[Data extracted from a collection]
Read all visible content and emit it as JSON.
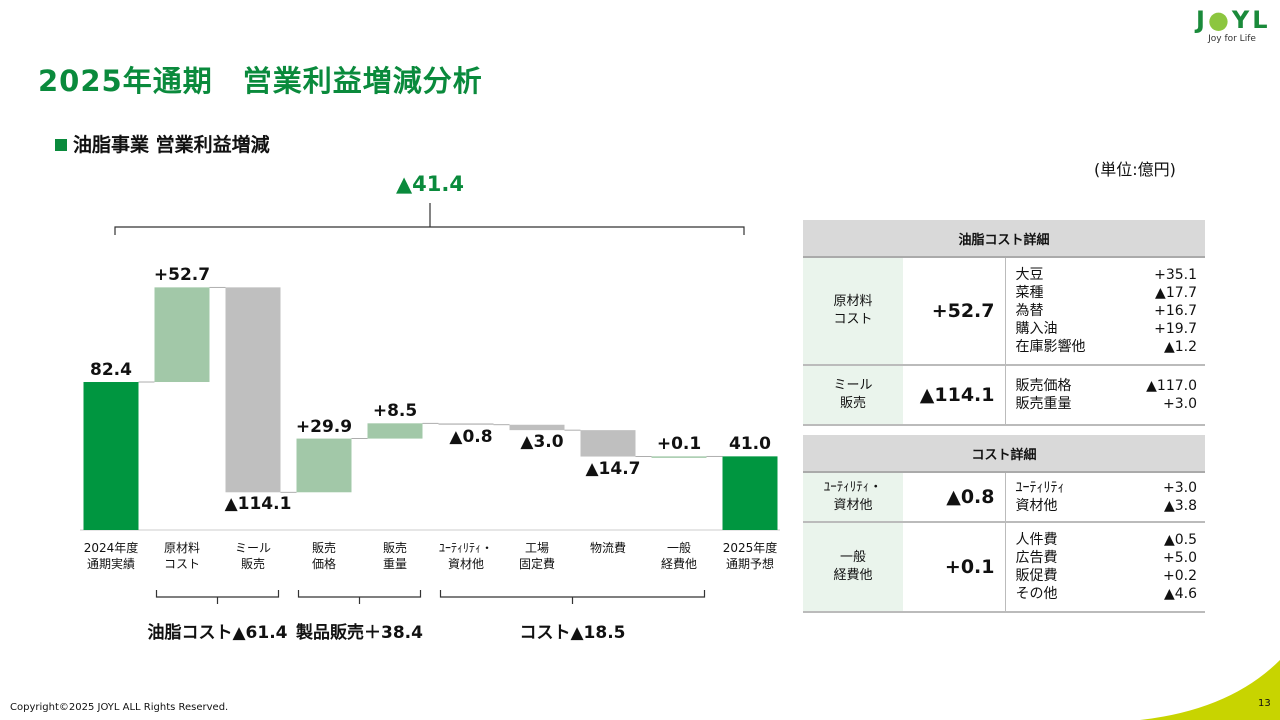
{
  "header": {
    "title": "2025年通期　営業利益増減分析",
    "logo_text": "JOYL",
    "logo_tagline": "Joy for Life"
  },
  "section": {
    "subtitle": "油脂事業  営業利益増減",
    "unit": "(単位:億円)"
  },
  "chart_data": {
    "type": "waterfall",
    "title": "油脂事業 営業利益増減",
    "ylabel": "億円",
    "total_change_label": "▲41.4",
    "categories": [
      "2024年度\n通期実績",
      "原材料\nコスト",
      "ミール\n販売",
      "販売\n価格",
      "販売\n重量",
      "ﾕｰﾃｨﾘﾃｨ・\n資材他",
      "工場\n固定費",
      "物流費",
      "一般\n経費他",
      "2025年度\n通期予想"
    ],
    "values": [
      82.4,
      52.7,
      -114.1,
      29.9,
      8.5,
      -0.8,
      -3.0,
      -14.7,
      0.1,
      41.0
    ],
    "kinds": [
      "total",
      "delta",
      "delta",
      "delta",
      "delta",
      "delta",
      "delta",
      "delta",
      "delta",
      "total"
    ],
    "labels": [
      "82.4",
      "+52.7",
      "▲114.1",
      "+29.9",
      "+8.5",
      "▲0.8",
      "▲3.0",
      "▲14.7",
      "+0.1",
      "41.0"
    ],
    "groups": [
      {
        "label": "油脂コスト▲61.4",
        "from": 1,
        "to": 2
      },
      {
        "label": "製品販売＋38.4",
        "from": 3,
        "to": 4
      },
      {
        "label": "コスト▲18.5",
        "from": 5,
        "to": 8
      }
    ],
    "colors": {
      "total": "#009640",
      "positive": "#a2c8a8",
      "negative": "#bfbfbf"
    }
  },
  "table1": {
    "header": "油脂コスト詳細",
    "rows": [
      {
        "key": "原材料\nコスト",
        "value": "+52.7",
        "details": [
          [
            "大豆",
            "+35.1"
          ],
          [
            "菜種",
            "▲17.7"
          ],
          [
            "為替",
            "+16.7"
          ],
          [
            "購入油",
            "+19.7"
          ],
          [
            "在庫影響他",
            "▲1.2"
          ]
        ]
      },
      {
        "key": "ミール\n販売",
        "value": "▲114.1",
        "details": [
          [
            "販売価格",
            "▲117.0"
          ],
          [
            "販売重量",
            "+3.0"
          ]
        ]
      }
    ]
  },
  "table2": {
    "header": "コスト詳細",
    "rows": [
      {
        "key": "ﾕｰﾃｨﾘﾃｨ・\n資材他",
        "value": "▲0.8",
        "details": [
          [
            "ﾕｰﾃｨﾘﾃｨ",
            "+3.0"
          ],
          [
            "資材他",
            "▲3.8"
          ]
        ]
      },
      {
        "key": "一般\n経費他",
        "value": "+0.1",
        "details": [
          [
            "人件費",
            "▲0.5"
          ],
          [
            "広告費",
            "+5.0"
          ],
          [
            "販促費",
            "+0.2"
          ],
          [
            "その他",
            "▲4.6"
          ]
        ]
      }
    ]
  },
  "footer": {
    "copyright": "Copyright©2025 JOYL ALL Rights Reserved.",
    "page": "13"
  }
}
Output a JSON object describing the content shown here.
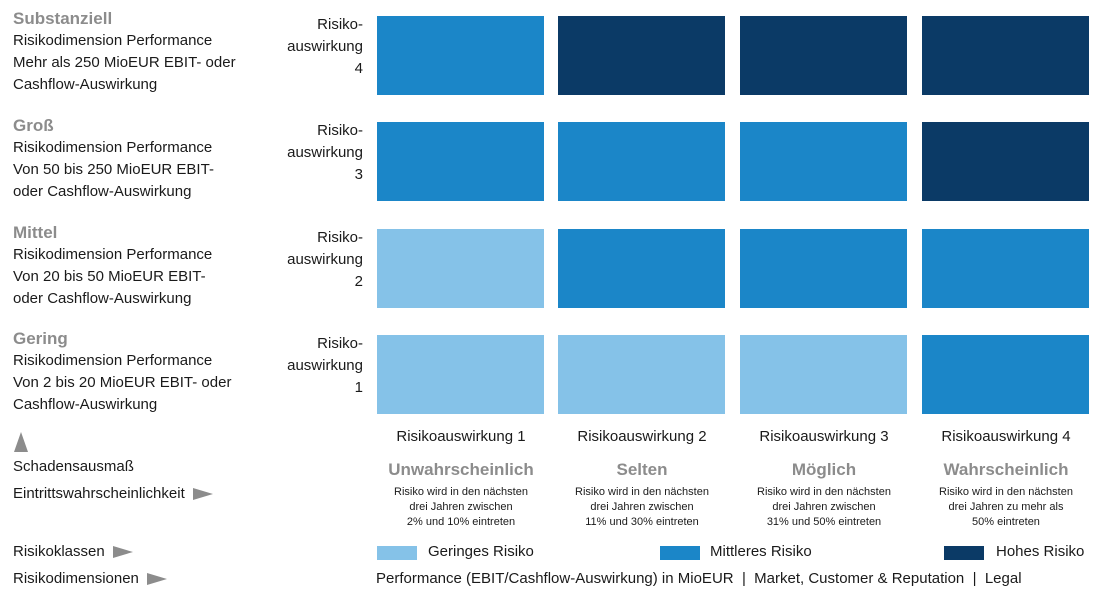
{
  "rows": [
    {
      "title": "Substanziell",
      "lines": [
        "Risikodimension Performance",
        "Mehr als 250 MioEUR EBIT- oder",
        "Cashflow-Auswirkung"
      ],
      "impact": [
        "Risiko-",
        "auswirkung",
        "4"
      ]
    },
    {
      "title": "Groß",
      "lines": [
        "Risikodimension Performance",
        "Von 50 bis 250 MioEUR EBIT-",
        "oder Cashflow-Auswirkung"
      ],
      "impact": [
        "Risiko-",
        "auswirkung",
        "3"
      ]
    },
    {
      "title": "Mittel",
      "lines": [
        "Risikodimension Performance",
        "Von 20 bis 50 MioEUR EBIT-",
        "oder Cashflow-Auswirkung"
      ],
      "impact": [
        "Risiko-",
        "auswirkung",
        "2"
      ]
    },
    {
      "title": "Gering",
      "lines": [
        "Risikodimension Performance",
        "Von 2 bis 20 MioEUR EBIT- oder",
        "Cashflow-Auswirkung"
      ],
      "impact": [
        "Risiko-",
        "auswirkung",
        "1"
      ]
    }
  ],
  "columns": [
    {
      "label": "Risikoauswirkung 1",
      "prob": "Unwahrscheinlich",
      "desc": [
        "Risiko wird in den nächsten",
        "drei Jahren zwischen",
        "2% und 10% eintreten"
      ]
    },
    {
      "label": "Risikoauswirkung 2",
      "prob": "Selten",
      "desc": [
        "Risiko wird in den nächsten",
        "drei Jahren zwischen",
        "11% und 30% eintreten"
      ]
    },
    {
      "label": "Risikoauswirkung 3",
      "prob": "Möglich",
      "desc": [
        "Risiko wird in den nächsten",
        "drei Jahren zwischen",
        "31% und 50% eintreten"
      ]
    },
    {
      "label": "Risikoauswirkung 4",
      "prob": "Wahrscheinlich",
      "desc": [
        "Risiko wird in den nächsten",
        "drei Jahren zu mehr als",
        "50% eintreten"
      ]
    }
  ],
  "axis": {
    "y_label": "Schadensausmaß",
    "x_label": "Eintrittswahrscheinlichkeit",
    "classes_label": "Risikoklassen",
    "dimensions_label": "Risikodimensionen",
    "dimensions_text": "Performance (EBIT/Cashflow-Auswirkung) in MioEUR  |  Market, Customer & Reputation  |  Legal"
  },
  "legend": [
    {
      "label": "Geringes Risiko",
      "color": "#85c2e8"
    },
    {
      "label": "Mittleres Risiko",
      "color": "#1b86c8"
    },
    {
      "label": "Hohes Risiko",
      "color": "#0b3a66"
    }
  ],
  "chart_data": {
    "type": "heatmap",
    "rows": [
      "4",
      "3",
      "2",
      "1"
    ],
    "columns": [
      "1",
      "2",
      "3",
      "4"
    ],
    "classes": [
      [
        "Mittleres Risiko",
        "Hohes Risiko",
        "Hohes Risiko",
        "Hohes Risiko"
      ],
      [
        "Mittleres Risiko",
        "Mittleres Risiko",
        "Mittleres Risiko",
        "Hohes Risiko"
      ],
      [
        "Geringes Risiko",
        "Mittleres Risiko",
        "Mittleres Risiko",
        "Mittleres Risiko"
      ],
      [
        "Geringes Risiko",
        "Geringes Risiko",
        "Geringes Risiko",
        "Mittleres Risiko"
      ]
    ],
    "colors": {
      "Geringes Risiko": "#85c2e8",
      "Mittleres Risiko": "#1b86c8",
      "Hohes Risiko": "#0b3a66"
    }
  }
}
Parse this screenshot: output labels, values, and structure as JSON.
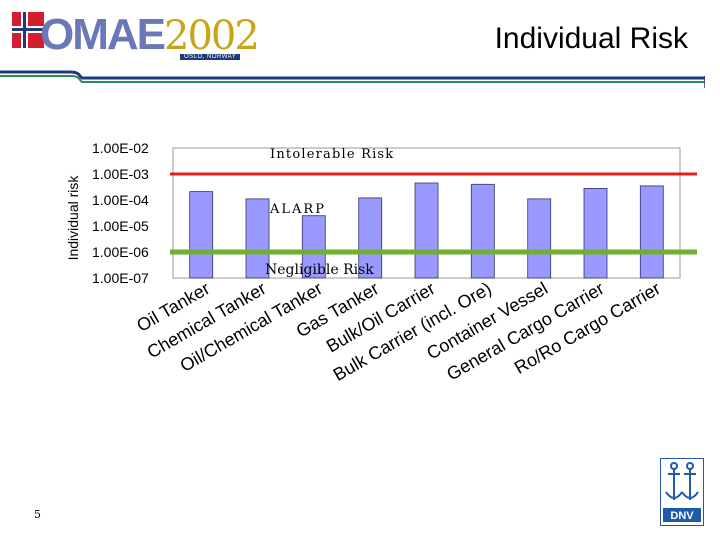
{
  "header": {
    "logo_text": "OMAE2002",
    "logo_omae": "OMAE",
    "logo_year": "2002",
    "logo_city": "OSLO, NORWAY",
    "title": "Individual Risk"
  },
  "footer": {
    "page_number": "5",
    "dnv_logo_text": "DNV"
  },
  "colors": {
    "bar_fill": "#9999ff",
    "intolerable_line": "#e02020",
    "negligible_line": "#70b030",
    "header_blue": "#1e3a7a",
    "header_green": "#2a8a5a"
  },
  "chart_data": {
    "type": "bar",
    "title": "",
    "xlabel": "",
    "ylabel": "Individual risk",
    "yscale": "log",
    "ylim": [
      1e-07,
      0.01
    ],
    "ytick_labels": [
      "1.00E-02",
      "1.00E-03",
      "1.00E-04",
      "1.00E-05",
      "1.00E-06",
      "1.00E-07"
    ],
    "categories": [
      "Oil Tanker",
      "Chemical Tanker",
      "Oil/Chemical Tanker",
      "Gas Tanker",
      "Bulk/Oil Carrier",
      "Bulk Carrier (incl. Ore)",
      "Container Vessel",
      "General Cargo Carrier",
      "Ro/Ro Cargo Carrier"
    ],
    "values": [
      0.00021,
      0.00011,
      2.5e-05,
      0.00012,
      0.00045,
      0.0004,
      0.00011,
      0.00028,
      0.00035
    ],
    "grid": false,
    "annotations": [
      {
        "text": "Intolerable Risk",
        "y": 0.001
      },
      {
        "text": "ALARP",
        "y": 3.2e-05
      },
      {
        "text": "Negligible Risk",
        "y": 1e-06
      }
    ],
    "reference_lines": [
      {
        "name": "Intolerable Risk",
        "y": 0.001
      },
      {
        "name": "Negligible Risk",
        "y": 1e-06
      }
    ]
  }
}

• _Problem_
Each line holding "Tanker" must be found and copied.

• _Correct result_
      "Oil Tanker",
      "Chemical Tanker",
      "Oil/Chemical Tanker",
      "Gas Tanker",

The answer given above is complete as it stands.